Exercise:
Find every line with the string "Argentina" in it, count them, and reply with that count only.

☆ ☆ ☆

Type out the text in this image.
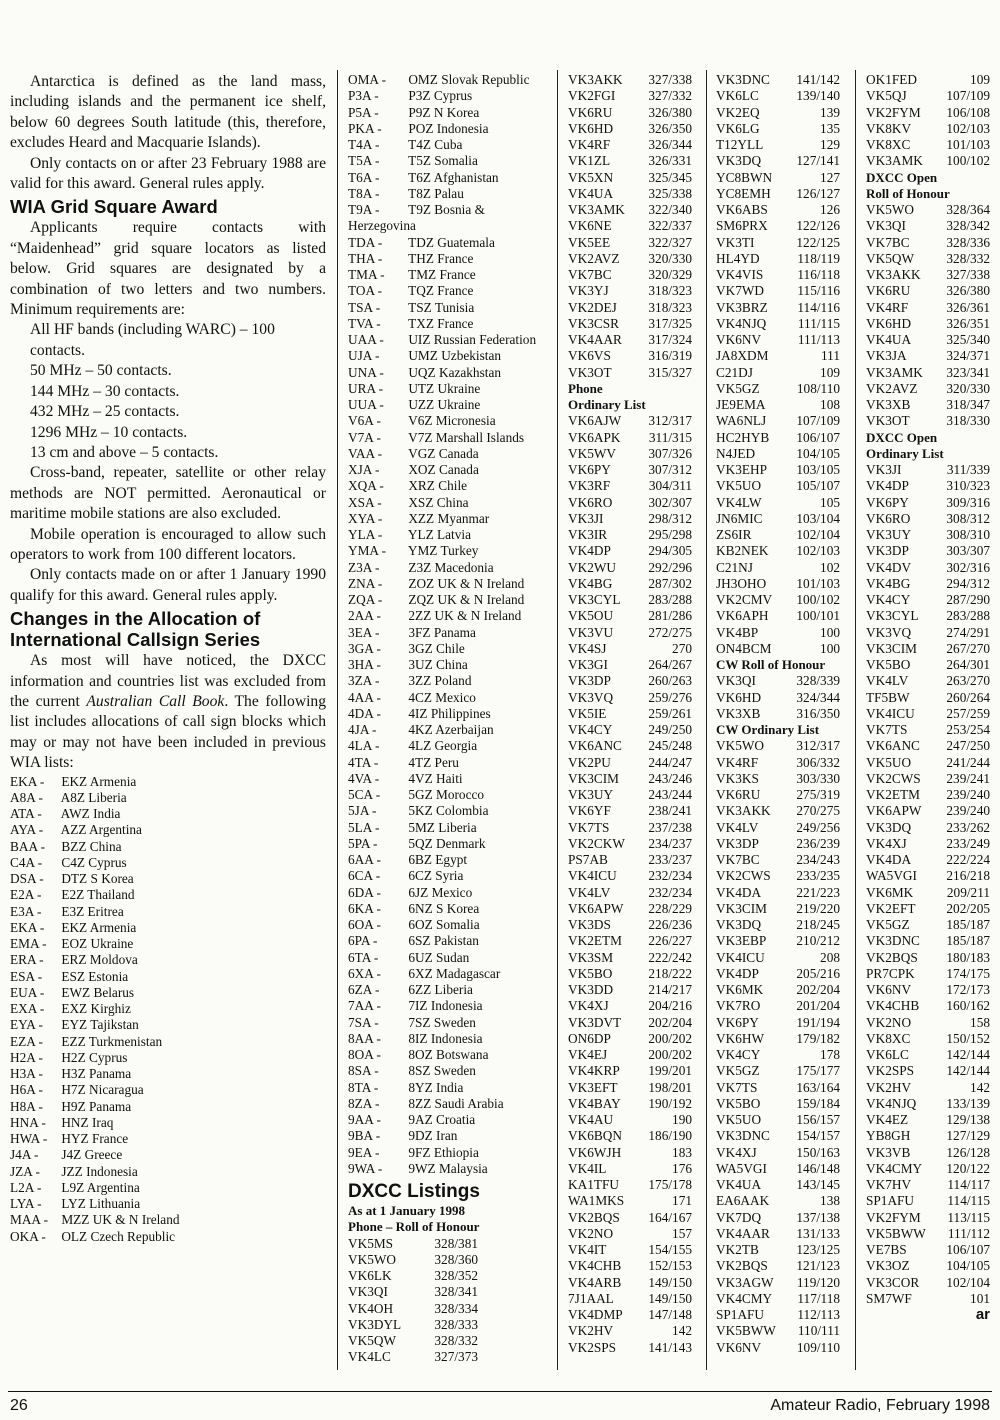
Antarctica is defined as the land mass, including islands and the permanent ice shelf, below 60 degrees South latitude (this, therefore, excludes Heard and Macquarie Islands).

Only contacts on or after 23 February 1988 are valid for this award. General rules apply.

WIA Grid Square Award

Applicants require contacts with “Maidenhead” grid square locators as listed below. Grid squares are designated by a combination of two letters and two numbers. Minimum requirements are:

All HF bands (including WARC) – 100 contacts.

50 MHz – 50 contacts.

144 MHz – 30 contacts.

432 MHz – 25 contacts.

1296 MHz – 10 contacts.

13 cm and above – 5 contacts.

Cross-band, repeater, satellite or other relay methods are NOT permitted. Aeronautical or maritime mobile stations are also excluded.

Mobile operation is encouraged to allow such operators to work from 100 different locators.

Only contacts made on or after 1 January 1990 qualify for this award. General rules apply.

Changes in the Allocation of International Callsign Series

As most will have noticed, the DXCC information and countries list was excluded from the current Australian Call Book. The following list includes allocations of call sign blocks which may or may not have been included in previous WIA lists:

EKA - EKZ Armenia
A8A - A8Z Liberia
ATA - AWZ India
AYA - AZZ Argentina
BAA - BZZ China
C4A - C4Z Cyprus
DSA - DTZ S Korea
E2A - E2Z Thailand
E3A - E3Z Eritrea
EKA - EKZ Armenia
EMA - EOZ Ukraine
ERA - ERZ Moldova
ESA - ESZ Estonia
EUA - EWZ Belarus
EXA - EXZ Kirghiz
EYA - EYZ Tajikstan
EZA - EZZ Turkmenistan
H2A - H2Z Cyprus
H3A - H3Z Panama
H6A - H7Z Nicaragua
H8A - H9Z Panama
HNA - HNZ Iraq
HWA - HYZ France
J4A - J4Z Greece
JZA - JZZ Indonesia
L2A - L9Z Argentina
LYA - LYZ Lithuania
MAA - MZZ UK & N Ireland
OKA - OLZ Czech Republic
OMA - OMZ Slovak Republic
P3A - P3Z Cyprus
P5A - P9Z N Korea
PKA - POZ Indonesia
T4A - T4Z Cuba
T5A - T5Z Somalia
T6A - T6Z Afghanistan
T8A - T8Z Palau
T9A - T9Z Bosnia & Herzegovina
TDA - TDZ Guatemala
THA - THZ France
TMA - TMZ France
TOA - TQZ France
TSA - TSZ Tunisia
TVA - TXZ France
UAA - UIZ Russian Federation
UJA - UMZ Uzbekistan
UNA - UQZ Kazakhstan
URA - UTZ Ukraine
UUA - UZZ Ukraine
V6A - V6Z Micronesia
V7A - V7Z Marshall Islands
VAA - VGZ Canada
XJA - XOZ Canada
XQA - XRZ Chile
XSA - XSZ China
XYA - XZZ Myanmar
YLA - YLZ Latvia
YMA - YMZ Turkey
Z3A - Z3Z Macedonia
ZNA - ZOZ UK & N Ireland
ZQA - ZQZ UK & N Ireland
2AA - 2ZZ UK & N Ireland
3EA - 3FZ Panama
3GA - 3GZ Chile
3HA - 3UZ China
3ZA - 3ZZ Poland
4AA - 4CZ Mexico
4DA - 4IZ Philippines
4JA - 4KZ Azerbaijan
4LA - 4LZ Georgia
4TA - 4TZ Peru
4VA - 4VZ Haiti
5CA - 5GZ Morocco
5JA - 5KZ Colombia
5LA - 5MZ Liberia
5PA - 5QZ Denmark
6AA - 6BZ Egypt
6CA - 6CZ Syria
6DA - 6JZ Mexico
6KA - 6NZ S Korea
6OA - 6OZ Somalia
6PA - 6SZ Pakistan
6TA - 6UZ Sudan
6XA - 6XZ Madagascar
6ZA - 6ZZ Liberia
7AA - 7IZ Indonesia
7SA - 7SZ Sweden
8AA - 8IZ Indonesia
8OA - 8OZ Botswana
8SA - 8SZ Sweden
8TA - 8YZ India
8ZA - 8ZZ Saudi Arabia
9AA - 9AZ Croatia
9BA - 9DZ Iran
9EA - 9FZ Ethiopia
9WA - 9WZ Malaysia
DXCC Listings
As at 1 January 1998
Phone – Roll of Honour
VK5MS	328/381
VK5WO	328/360
VK6LK	328/352
VK3QI	328/341
VK4OH	328/334
VK3DYL 328/333
VK5QW	328/332
VK4LC	327/373
VK3AKK 327/338
VK2FGI 327/332
VK6RU	326/380
VK6HD	326/350
VK4RF	326/344
VK1ZL	326/331
VK5XN	325/345
VK4UA	325/338
VK3AMK 322/340
VK6NE	322/337
VK5EE	322/327
VK2AVZ 320/330
VK7BC	320/329
VK3YJ	318/323
VK2DEJ 318/323
VK3CSR 317/325
VK4AAR 317/324
VK6VS	316/319
VK3OT	315/327
Phone
Ordinary List
VK6AJW 312/317
VK6APK 311/315
VK5WV 307/326
VK6PY	307/312
VK3RF	304/311
VK6RO	302/307
VK3JI	298/312
VK3IR	295/298
VK4DP	294/305
VK2WU 292/296
VK4BG	287/302
VK3CYL 283/288
VK5OU	281/286
VK3VU	272/275
VK4SJ	270
VK3GI	264/267
VK3DP	260/263
VK3VQ	259/276
VK5IE	259/261
VK4CY	249/250
VK6ANC 245/248
VK2PU	244/247
VK3CIM 243/246
VK3UY	243/244
VK6YF	238/241
VK7TS	237/238
VK2CKW 234/237
PS7AB	233/237
VK4ICU 232/234
VK4LV	232/234
VK6APW 228/229
VK3DS	226/236
VK2ETM 226/227
VK3SM	222/242
VK5BO	218/222
VK3DD	214/217
VK4XJ	204/216
VK3DVT 202/204
ON6DP	200/202
VK4EJ	200/202
VK4KRP 199/201
VK3EFT 198/201
VK4BAY 190/192
VK4AU	190
VK6BQN 186/190
VK6WJH	183
VK4IL	176
KA1TFU 175/178
WA1MKS	171
VK2BQS 164/167
VK2NO	157
VK4IT	154/155
VK4CHB 152/153
VK4ARB 149/150
7J1AAL	149/150
VK4DMP 147/148
VK2HV	142
VK2SPS 141/143
VK3DNC 141/142
VK6LC	139/140
VK2EQ	139
VK6LG	135
T12YLL	129
VK3DQ	127/141
YC8BWN	127
YC8EMH 126/127
VK6ABS	126
SM6PRX 122/126
VK3TI	122/125
HL4YD	118/119
VK4VIS	116/118
VK7WD	115/116
VK3BRZ 114/116
VK4NJQ 111/115
VK6NV	111/113
JA8XDM	111
C21DJ	109
VK5GZ	108/110
JE9EMA	108
WA6NLJ 107/109
HC2HYB 106/107
N4JED	104/105
VK3EHP 103/105
VK5UO	105/107
VK4LW	105
JN6MIC	103/104
ZS6IR	102/104
KB2NEK 102/103
C21NJ	102
JH3OHO 101/103
VK2CMV 100/102
VK6APH 100/101
VK4BP	100
ON4BCM	100
CW Roll of Honour
VK3QI	328/339
VK6HD	324/344
VK3XB	316/350
CW Ordinary List
VK5WO 312/317
VK4RF	306/332
VK3KS	303/330
VK6RU	275/319
VK3AKK 270/275
VK4LV	249/256
VK3DP	236/239
VK7BC	234/243
VK2CWS 233/235
VK4DA	221/223
VK3CIM 219/220
VK3DQ	218/245
VK3EBP 210/212
VK4ICU	208
VK4DP	205/216
VK6MK 202/204
VK7RO	201/204
VK6PY	191/194
VK6HW 179/182
VK4CY	178
VK5GZ	175/177
VK7TS	163/164
VK5BO	159/184
VK5UO	156/157
VK3DNC 154/157
VK4XJ	150/163
WA5VGI 146/148
VK4UA	143/145
EA6AAK	138
VK7DQ	137/138
VK4AAR 131/133
VK2TB	123/125
VK2BQS 121/123
VK3AGW 119/120
VK4CMY 117/118
SP1AFU	112/113
VK5BWW 110/111
VK6NV	109/110
OK1FED	109
VK5QJ	107/109
VK2FYM 106/108
VK8KV	102/103
VK8XC	101/103
VK3AMK 100/102
DXCC Open
Roll of Honour
VK5WO 328/364
VK3QI	328/342
VK7BC	328/336
VK5QW 328/332
VK3AKK 327/338
VK6RU	326/380
VK4RF	326/361
VK6HD	326/351
VK4UA	325/340
VK3JA	324/371
VK3AMK 323/341
VK2AVZ 320/330
VK3XB	318/347
VK3OT	318/330
DXCC Open
Ordinary List
VK3JI	311/339
VK4DP	310/323
VK6PY	309/316
VK6RO	308/312
VK3UY	308/310
VK3DP	303/307
VK4DV	302/316
VK4BG	294/312
VK4CY	287/290
VK3CYL 283/288
VK3VQ	274/291
VK3CIM 267/270
VK5BO	264/301
VK4LV	263/270
TF5BW	260/264
VK4ICU 257/259
VK7TS	253/254
VK6ANC 247/250
VK5UO	241/244
VK2CWS 239/241
VK2ETM 239/240
VK6APW 239/240
VK3DQ	233/262
VK4XJ	233/249
VK4DA	222/224
WA5VGI 216/218
VK6MK	209/211
VK2EFT 202/205
VK5GZ	185/187
VK3DNC 185/187
VK2BQS 180/183
PR7CPK 174/175
VK6NV	172/173
VK4CHB 160/162
VK2NO	158
VK8XC	150/152
VK6LC	142/144
VK2SPS 142/144
VK2HV	142
VK4NJQ 133/139
VK4EZ	129/138
YB8GH	127/129
VK3VB	126/128
VK4CMY 120/122
VK7HV	114/117
SP1AFU	114/115
VK2FYM 113/115
VK5BWW 111/112
VE7BS	106/107
VK3OZ	104/105
VK3COR 102/104
SM7WF	101
ar
26	Amateur Radio, February 1998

☆ ☆ ☆

The answer:
2